══ Records shown ══
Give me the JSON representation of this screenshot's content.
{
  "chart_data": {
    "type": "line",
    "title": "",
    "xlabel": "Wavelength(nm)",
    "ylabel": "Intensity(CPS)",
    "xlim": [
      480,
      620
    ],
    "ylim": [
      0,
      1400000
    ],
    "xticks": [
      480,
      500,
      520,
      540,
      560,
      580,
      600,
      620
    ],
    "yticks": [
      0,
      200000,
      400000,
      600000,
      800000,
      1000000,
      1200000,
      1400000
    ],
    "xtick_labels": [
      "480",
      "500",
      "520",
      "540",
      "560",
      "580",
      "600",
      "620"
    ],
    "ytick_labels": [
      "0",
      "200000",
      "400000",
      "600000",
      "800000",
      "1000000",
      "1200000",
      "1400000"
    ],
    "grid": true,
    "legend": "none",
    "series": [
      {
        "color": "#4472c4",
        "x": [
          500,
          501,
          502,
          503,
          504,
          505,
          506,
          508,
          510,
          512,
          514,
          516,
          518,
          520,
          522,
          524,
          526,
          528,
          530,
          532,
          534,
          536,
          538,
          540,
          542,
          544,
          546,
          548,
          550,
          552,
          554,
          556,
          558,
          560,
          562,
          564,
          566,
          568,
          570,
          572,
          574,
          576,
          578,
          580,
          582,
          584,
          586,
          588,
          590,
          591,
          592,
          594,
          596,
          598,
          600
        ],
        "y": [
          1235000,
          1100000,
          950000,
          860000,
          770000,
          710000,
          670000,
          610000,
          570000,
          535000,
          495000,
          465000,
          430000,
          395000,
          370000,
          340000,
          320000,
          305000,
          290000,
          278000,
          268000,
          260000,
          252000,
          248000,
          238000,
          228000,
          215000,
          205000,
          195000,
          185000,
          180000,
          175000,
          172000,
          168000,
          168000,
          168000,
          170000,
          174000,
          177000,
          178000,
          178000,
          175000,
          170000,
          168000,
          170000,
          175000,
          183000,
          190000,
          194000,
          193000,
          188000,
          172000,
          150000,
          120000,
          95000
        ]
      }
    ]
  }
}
═══
The listing above must be transcribed exactly, line by line.

Give me the JSON representation of this screenshot's content.
{
  "chart_data": {
    "type": "line",
    "title": "",
    "xlabel": "Wavelength(nm)",
    "ylabel": "Intensity(CPS)",
    "xlim": [
      480,
      620
    ],
    "ylim": [
      0,
      1400000
    ],
    "xticks": [
      480,
      500,
      520,
      540,
      560,
      580,
      600,
      620
    ],
    "yticks": [
      0,
      200000,
      400000,
      600000,
      800000,
      1000000,
      1200000,
      1400000
    ],
    "xtick_labels": [
      "480",
      "500",
      "520",
      "540",
      "560",
      "580",
      "600",
      "620"
    ],
    "ytick_labels": [
      "0",
      "200000",
      "400000",
      "600000",
      "800000",
      "1000000",
      "1200000",
      "1400000"
    ],
    "grid": true,
    "legend": "none",
    "series": [
      {
        "color": "#4472c4",
        "x": [
          500,
          501,
          502,
          503,
          504,
          505,
          506,
          508,
          510,
          512,
          514,
          516,
          518,
          520,
          522,
          524,
          526,
          528,
          530,
          532,
          534,
          536,
          538,
          540,
          542,
          544,
          546,
          548,
          550,
          552,
          554,
          556,
          558,
          560,
          562,
          564,
          566,
          568,
          570,
          572,
          574,
          576,
          578,
          580,
          582,
          584,
          586,
          588,
          590,
          591,
          592,
          594,
          596,
          598,
          600
        ],
        "y": [
          1235000,
          1100000,
          950000,
          860000,
          770000,
          710000,
          670000,
          610000,
          570000,
          535000,
          495000,
          465000,
          430000,
          395000,
          370000,
          340000,
          320000,
          305000,
          290000,
          278000,
          268000,
          260000,
          252000,
          248000,
          238000,
          228000,
          215000,
          205000,
          195000,
          185000,
          180000,
          175000,
          172000,
          168000,
          168000,
          168000,
          170000,
          174000,
          177000,
          178000,
          178000,
          175000,
          170000,
          168000,
          170000,
          175000,
          183000,
          190000,
          194000,
          193000,
          188000,
          172000,
          150000,
          120000,
          95000
        ]
      }
    ]
  }
}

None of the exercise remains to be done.